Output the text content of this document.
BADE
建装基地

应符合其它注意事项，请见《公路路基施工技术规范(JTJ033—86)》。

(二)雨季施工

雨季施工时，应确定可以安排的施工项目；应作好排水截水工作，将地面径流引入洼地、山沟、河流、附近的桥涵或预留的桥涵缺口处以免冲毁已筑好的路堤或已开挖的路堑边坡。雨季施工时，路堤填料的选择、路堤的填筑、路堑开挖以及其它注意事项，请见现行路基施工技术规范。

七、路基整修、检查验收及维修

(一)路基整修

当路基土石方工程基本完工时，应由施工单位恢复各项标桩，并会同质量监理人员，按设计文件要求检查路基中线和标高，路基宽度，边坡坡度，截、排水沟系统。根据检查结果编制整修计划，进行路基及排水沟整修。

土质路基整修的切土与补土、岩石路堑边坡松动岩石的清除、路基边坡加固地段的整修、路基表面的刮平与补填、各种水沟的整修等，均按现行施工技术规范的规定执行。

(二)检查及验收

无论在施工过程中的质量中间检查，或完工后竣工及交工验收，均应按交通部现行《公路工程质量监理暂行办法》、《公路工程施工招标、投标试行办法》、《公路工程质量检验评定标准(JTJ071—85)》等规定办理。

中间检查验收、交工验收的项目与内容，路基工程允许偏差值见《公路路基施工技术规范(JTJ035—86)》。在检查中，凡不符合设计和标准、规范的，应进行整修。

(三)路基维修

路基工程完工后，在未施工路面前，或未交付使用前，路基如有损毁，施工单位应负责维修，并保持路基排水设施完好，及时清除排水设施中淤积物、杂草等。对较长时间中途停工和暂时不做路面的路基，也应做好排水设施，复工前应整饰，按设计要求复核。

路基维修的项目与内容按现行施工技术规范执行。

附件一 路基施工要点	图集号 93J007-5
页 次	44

==

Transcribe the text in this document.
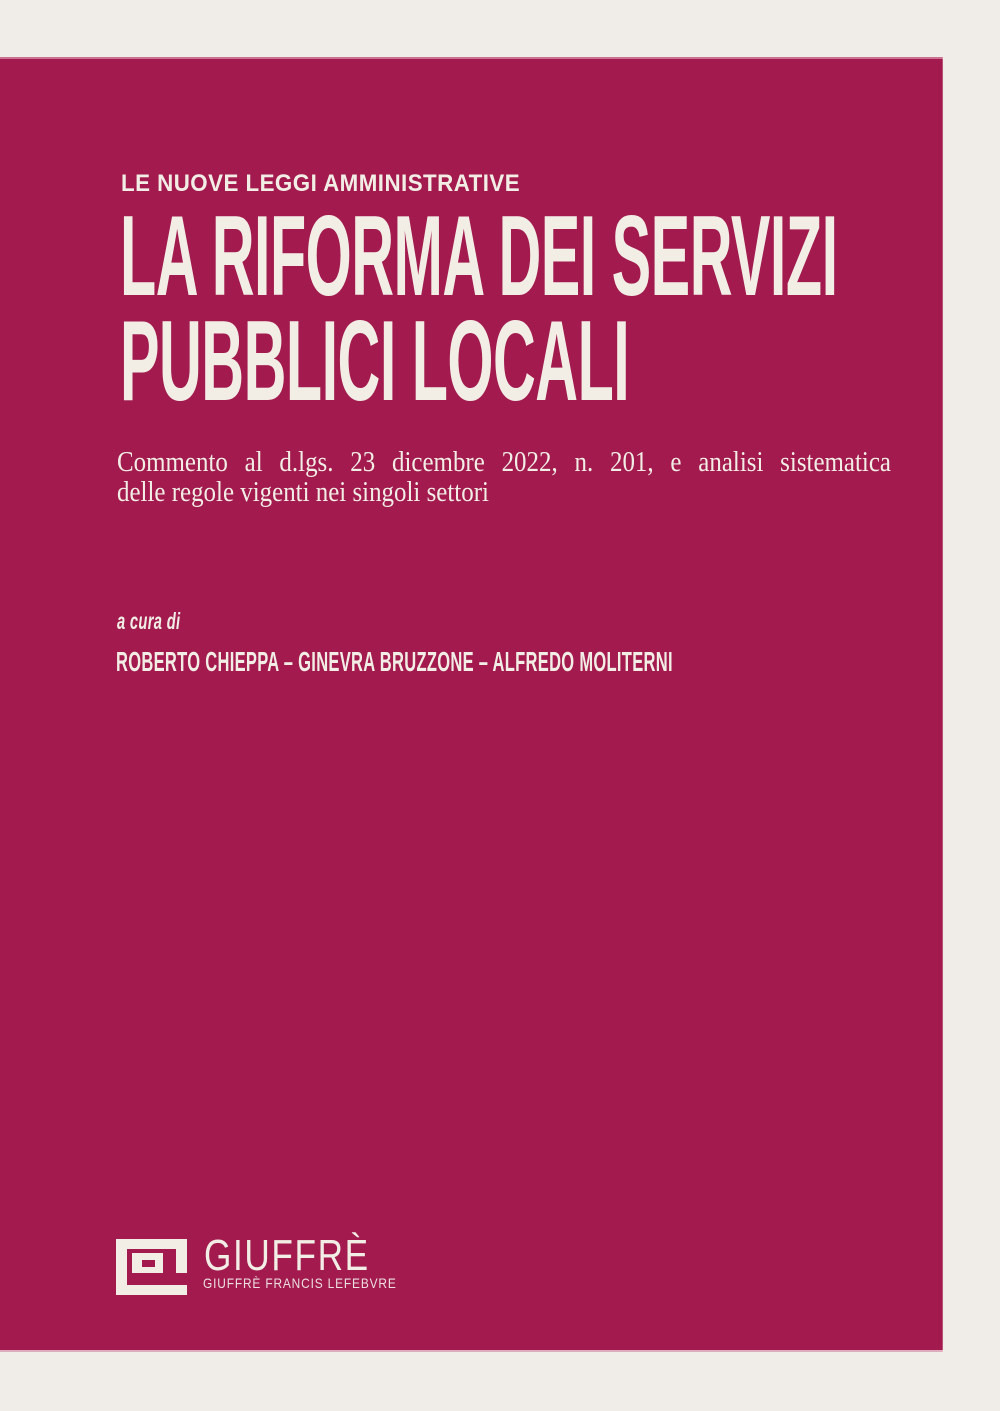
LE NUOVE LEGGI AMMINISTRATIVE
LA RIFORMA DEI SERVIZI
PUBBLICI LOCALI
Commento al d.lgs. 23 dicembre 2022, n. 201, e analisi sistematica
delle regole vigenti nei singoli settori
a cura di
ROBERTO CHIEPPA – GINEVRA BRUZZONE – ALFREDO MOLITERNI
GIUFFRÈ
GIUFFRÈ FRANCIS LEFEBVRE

→ **Written instruction**
In the material above, find each line that contains the word "document", and select it.

→ **Full output**
Output the text content of this document.
Transcribe the text in this document.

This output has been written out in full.